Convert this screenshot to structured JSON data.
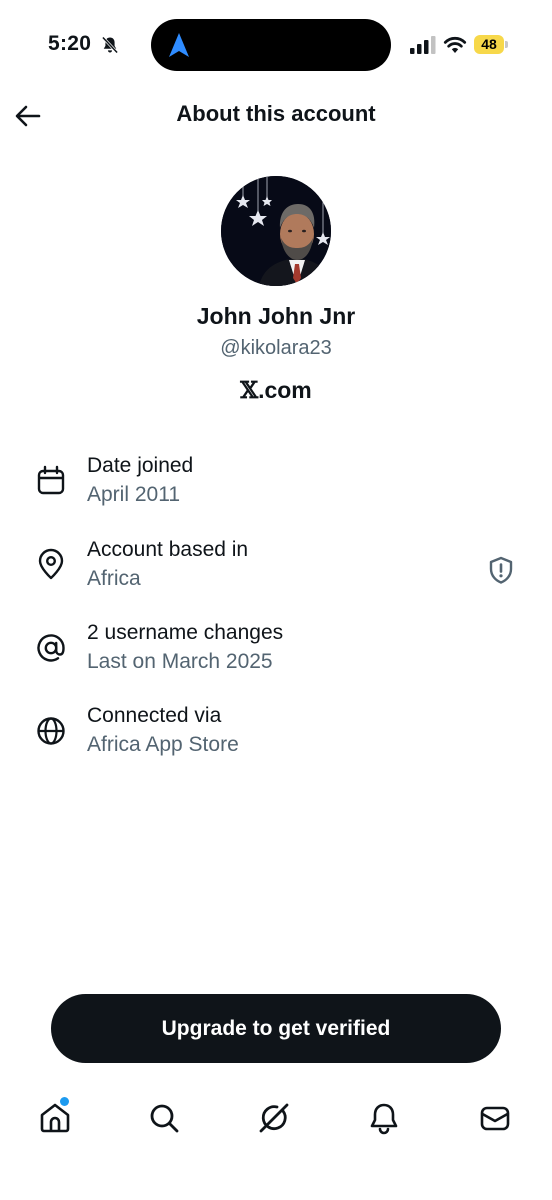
{
  "status_bar": {
    "time": "5:20",
    "battery_level": "48",
    "icons": [
      "bell-off-icon",
      "location-arrow-icon",
      "cellular-signal-icon",
      "wifi-icon",
      "battery-icon"
    ]
  },
  "header": {
    "title": "About this account",
    "back_icon": "arrow-left-icon"
  },
  "profile": {
    "display_name": "John John Jnr",
    "handle": "@kikolara23",
    "domain_mark": "𝕏",
    "domain_rest": ".com"
  },
  "info_rows": [
    {
      "icon": "calendar-icon",
      "title": "Date joined",
      "value": "April 2011"
    },
    {
      "icon": "location-pin-icon",
      "title": "Account based in",
      "value": "Africa",
      "trailing_icon": "shield-alert-icon"
    },
    {
      "icon": "at-sign-icon",
      "title": "2 username changes",
      "value": "Last on March 2025"
    },
    {
      "icon": "globe-icon",
      "title": "Connected via",
      "value": "Africa App Store"
    }
  ],
  "upgrade_button": {
    "label": "Upgrade to get verified"
  },
  "bottom_nav": {
    "items": [
      "home-icon",
      "search-icon",
      "grok-icon",
      "bell-icon",
      "mail-icon"
    ],
    "notification_dot_color": "#1d9bf0"
  },
  "colors": {
    "text_primary": "#0f1419",
    "text_secondary": "#536471",
    "battery_fill": "#f7d84a",
    "accent": "#1d9bf0"
  }
}
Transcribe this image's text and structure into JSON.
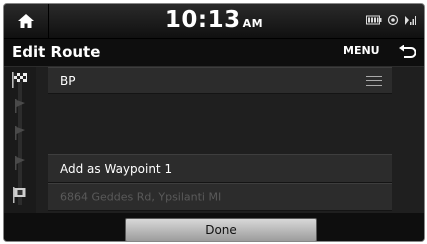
{
  "status": {
    "time": "10:13",
    "ampm": "AM",
    "icons": [
      "battery-icon",
      "navigation-gps-icon",
      "signal-icon"
    ]
  },
  "header": {
    "title": "Edit Route",
    "menu_label": "MENU",
    "back_icon": "back-arrow-icon",
    "home_icon": "home-icon"
  },
  "route": {
    "items": [
      {
        "label": "BP",
        "icon": "checkered-flag-icon"
      },
      {
        "label": "Add as Waypoint 1",
        "icon": "waypoint-flag-icon"
      },
      {
        "label": "6864 Geddes Rd, Ypsilanti MI",
        "icon": "destination-flag-icon"
      }
    ]
  },
  "footer": {
    "done_label": "Done"
  },
  "colors": {
    "background": "#1f1f1f",
    "row": "#2c2c2c",
    "text": "#ffffff",
    "dim_text": "#5a5a5a",
    "button": "#c0c0c0"
  }
}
__________
BRIEF ▸ Copy down every line of the material above that includes the string "this".

TASK OUTPUT ▸
Convert this screenshot to structured JSON data.
    "title": "About this account",
Transcribe this image's text and structure into JSON.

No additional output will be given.